Control Data Corp. introduces the CDC 6600. Designed by Seymour Cray, the machine has 350,000 transistors and is the fastest computer of its time.
Thomas Kurtz and John Kemeny create the programming language Basic at Dartmouth College.
Sara Lee Corp., maker of frozen pastries, opens the first automated factory.

Born in 1964
"Stone Cold" Steve Austin, World Wrestling Federation star
Jeff Bezos, founder and CEO, Amazon.com
Bonnie Blair, Olympic gold medalist in speed skating
Dwight Gooden, Major League Baseball pitcher, now with the Cleveland Indians.

Other Notables
President Johnson signs an antipoverty measure totaling more than $1 billion.
Martin Luther King Jr. awarded the Nobel Peace Prize.
Ford unveils the Mustang at the New York World's Fair. At $2,368 base price, 22,000 are ordered the first day.
Best Picture: My Fair Lady
Hello, Dolly! opens on Broadway, the first of 2,844 performances.
The Beatles' first appearance on The Ed Sullivan Show draws 73 million U.S. viewers.

  

July 6, 1999
Web posted at: 12:51 p.m. EDT (1651 GMT)

◆ **TASK MATERIAL**
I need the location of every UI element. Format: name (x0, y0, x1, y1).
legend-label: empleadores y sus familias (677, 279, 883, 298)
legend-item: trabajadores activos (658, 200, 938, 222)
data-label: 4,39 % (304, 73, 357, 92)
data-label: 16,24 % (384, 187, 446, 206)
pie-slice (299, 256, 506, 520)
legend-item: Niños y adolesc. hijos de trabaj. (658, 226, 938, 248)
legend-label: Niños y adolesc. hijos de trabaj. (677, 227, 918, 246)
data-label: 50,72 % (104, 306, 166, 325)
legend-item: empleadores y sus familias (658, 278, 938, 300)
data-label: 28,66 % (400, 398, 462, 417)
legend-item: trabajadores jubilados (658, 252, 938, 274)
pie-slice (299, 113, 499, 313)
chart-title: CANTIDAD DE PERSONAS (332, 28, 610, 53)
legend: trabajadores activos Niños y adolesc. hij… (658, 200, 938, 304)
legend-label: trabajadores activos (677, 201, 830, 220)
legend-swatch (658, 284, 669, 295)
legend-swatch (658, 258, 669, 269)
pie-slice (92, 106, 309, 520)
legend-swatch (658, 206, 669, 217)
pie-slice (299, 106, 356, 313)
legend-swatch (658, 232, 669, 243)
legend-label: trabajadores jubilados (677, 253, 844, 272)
==
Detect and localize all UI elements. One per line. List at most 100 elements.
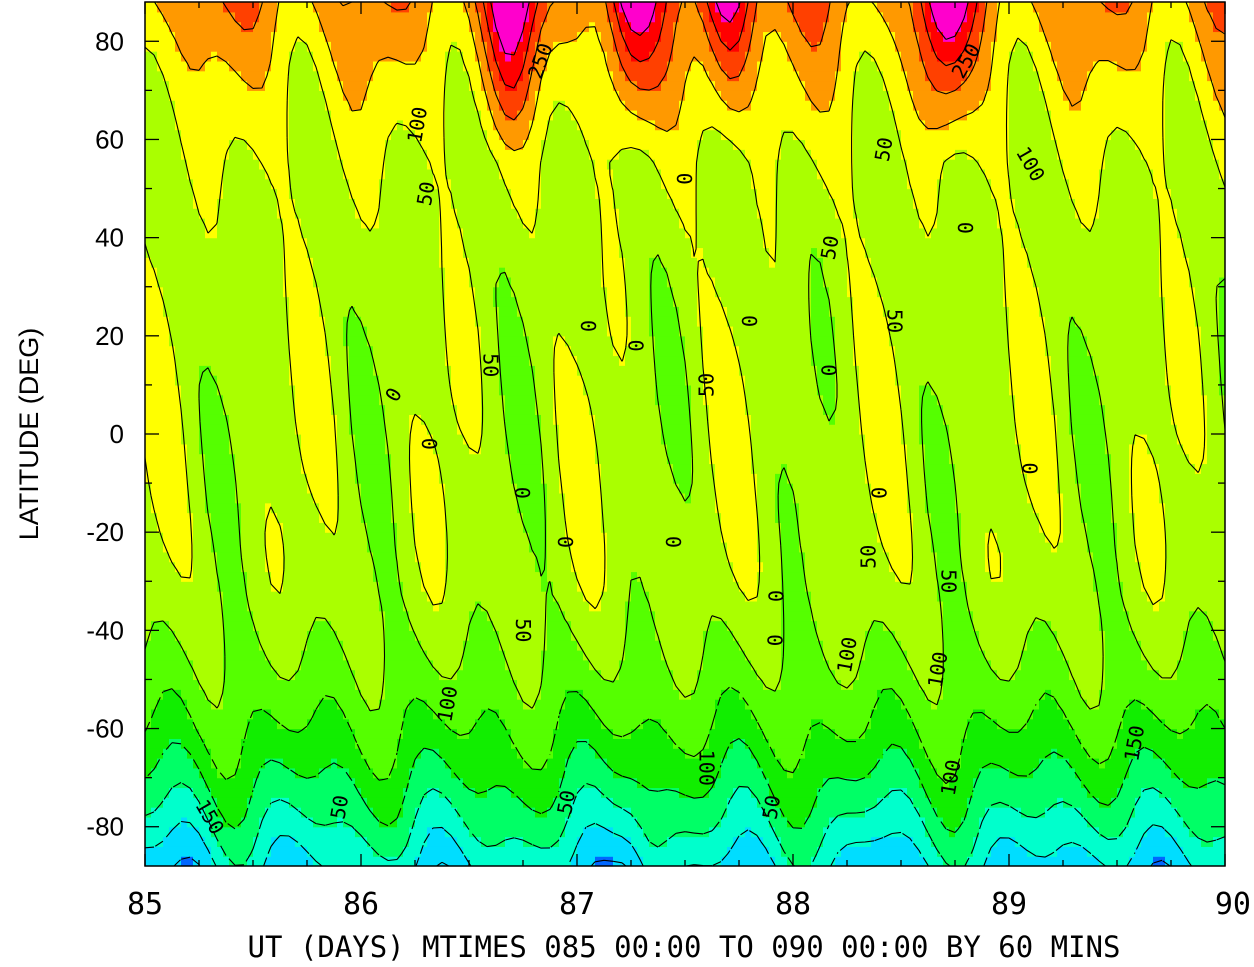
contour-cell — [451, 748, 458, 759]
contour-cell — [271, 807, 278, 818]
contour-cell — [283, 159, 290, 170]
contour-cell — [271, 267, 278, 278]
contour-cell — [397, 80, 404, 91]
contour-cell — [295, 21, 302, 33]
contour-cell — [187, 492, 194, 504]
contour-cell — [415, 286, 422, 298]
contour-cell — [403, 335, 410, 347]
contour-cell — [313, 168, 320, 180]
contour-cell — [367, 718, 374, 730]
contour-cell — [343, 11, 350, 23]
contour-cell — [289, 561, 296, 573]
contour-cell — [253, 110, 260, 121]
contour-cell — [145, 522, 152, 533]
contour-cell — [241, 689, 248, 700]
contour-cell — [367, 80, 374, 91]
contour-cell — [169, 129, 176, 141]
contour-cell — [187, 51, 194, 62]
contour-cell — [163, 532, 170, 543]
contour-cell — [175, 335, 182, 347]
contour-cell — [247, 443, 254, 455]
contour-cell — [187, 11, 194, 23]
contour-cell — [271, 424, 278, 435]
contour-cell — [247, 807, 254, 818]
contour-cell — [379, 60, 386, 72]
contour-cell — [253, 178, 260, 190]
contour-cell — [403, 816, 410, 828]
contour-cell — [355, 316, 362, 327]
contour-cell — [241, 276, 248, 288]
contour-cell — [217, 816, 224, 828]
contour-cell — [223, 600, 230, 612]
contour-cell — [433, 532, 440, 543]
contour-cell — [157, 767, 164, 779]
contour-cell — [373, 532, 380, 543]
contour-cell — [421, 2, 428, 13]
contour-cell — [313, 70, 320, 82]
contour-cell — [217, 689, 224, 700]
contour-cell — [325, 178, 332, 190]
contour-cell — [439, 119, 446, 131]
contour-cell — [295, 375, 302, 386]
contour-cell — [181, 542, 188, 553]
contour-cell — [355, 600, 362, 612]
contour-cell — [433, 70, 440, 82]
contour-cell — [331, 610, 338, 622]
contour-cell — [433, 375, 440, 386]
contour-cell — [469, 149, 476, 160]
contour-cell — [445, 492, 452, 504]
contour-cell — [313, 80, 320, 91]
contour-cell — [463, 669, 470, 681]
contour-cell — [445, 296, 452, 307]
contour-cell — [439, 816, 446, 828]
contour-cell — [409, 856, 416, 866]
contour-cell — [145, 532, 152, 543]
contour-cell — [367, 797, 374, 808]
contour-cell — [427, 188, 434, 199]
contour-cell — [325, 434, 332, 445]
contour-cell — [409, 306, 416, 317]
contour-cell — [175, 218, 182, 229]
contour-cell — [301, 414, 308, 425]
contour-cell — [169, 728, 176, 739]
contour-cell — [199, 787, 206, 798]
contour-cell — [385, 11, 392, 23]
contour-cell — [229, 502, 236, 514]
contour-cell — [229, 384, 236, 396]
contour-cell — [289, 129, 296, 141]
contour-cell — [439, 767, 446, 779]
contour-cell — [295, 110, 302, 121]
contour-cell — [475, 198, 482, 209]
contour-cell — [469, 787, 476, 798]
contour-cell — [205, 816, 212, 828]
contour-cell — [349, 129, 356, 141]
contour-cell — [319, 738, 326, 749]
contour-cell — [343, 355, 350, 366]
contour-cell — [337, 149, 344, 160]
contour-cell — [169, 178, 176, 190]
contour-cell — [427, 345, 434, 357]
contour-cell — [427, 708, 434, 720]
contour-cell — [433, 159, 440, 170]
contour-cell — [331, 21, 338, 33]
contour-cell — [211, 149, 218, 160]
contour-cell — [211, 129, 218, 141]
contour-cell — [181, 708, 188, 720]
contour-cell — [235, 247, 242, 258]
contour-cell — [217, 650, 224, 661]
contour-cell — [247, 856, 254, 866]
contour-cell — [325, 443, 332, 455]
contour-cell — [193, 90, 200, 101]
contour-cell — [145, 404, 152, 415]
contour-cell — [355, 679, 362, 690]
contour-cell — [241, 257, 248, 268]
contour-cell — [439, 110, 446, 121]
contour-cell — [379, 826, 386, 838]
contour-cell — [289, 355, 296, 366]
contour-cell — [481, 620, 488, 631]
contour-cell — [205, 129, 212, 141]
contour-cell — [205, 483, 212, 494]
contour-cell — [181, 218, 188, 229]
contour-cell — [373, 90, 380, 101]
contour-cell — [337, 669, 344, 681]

◆ **WHAT TO DO**
A - In the 1964 timeline, rewrite the part between "Thomas Kurtz and" and "first automated factory.", inclusive, swapping "frozen pastries" for "baked goods".
B - Turn the rows between the lines holding "I need the location" and "legend-label: trabajadores jubilados", inclusive, into a numbered list, with blank lines left out.

◆ **OUTPUTS**
A -
Thomas Kurtz and John Kemeny create the programming language Basic at Dartmouth College.
Sara Lee Corp., maker of baked goods, opens the first automated factory.

B -
1. I need the location of every UI element. Format: name (x0, y0, x1, y1).
2. legend-label: empleadores y sus familias (677, 279, 883, 298)
3. legend-item: trabajadores activos (658, 200, 938, 222)
4. data-label: 4,39 % (304, 73, 357, 92)
5. data-label: 16,24 % (384, 187, 446, 206)
6. pie-slice (299, 256, 506, 520)
7. legend-item: Niños y adolesc. hijos de trabaj. (658, 226, 938, 248)
8. legend-label: Niños y adolesc. hijos de trabaj. (677, 227, 918, 246)
9. data-label: 50,72 % (104, 306, 166, 325)
10. legend-item: empleadores y sus familias (658, 278, 938, 300)
11. data-label: 28,66 % (400, 398, 462, 417)
12. legend-item: trabajadores jubilados (658, 252, 938, 274)
13. pie-slice (299, 113, 499, 313)
14. chart-title: CANTIDAD DE PERSONAS (332, 28, 610, 53)
15. legend: trabajadores activos Niños y adolesc. hij… (658, 200, 938, 304)
16. legend-label: trabajadores activos (677, 201, 830, 220)
17. legend-swatch (658, 284, 669, 295)
18. legend-swatch (658, 258, 669, 269)
19. pie-slice (92, 106, 309, 520)
20. legend-swatch (658, 206, 669, 217)
21. pie-slice (299, 106, 356, 313)
22. legend-swatch (658, 232, 669, 243)
23. legend-label: trabajadores jubilados (677, 253, 844, 272)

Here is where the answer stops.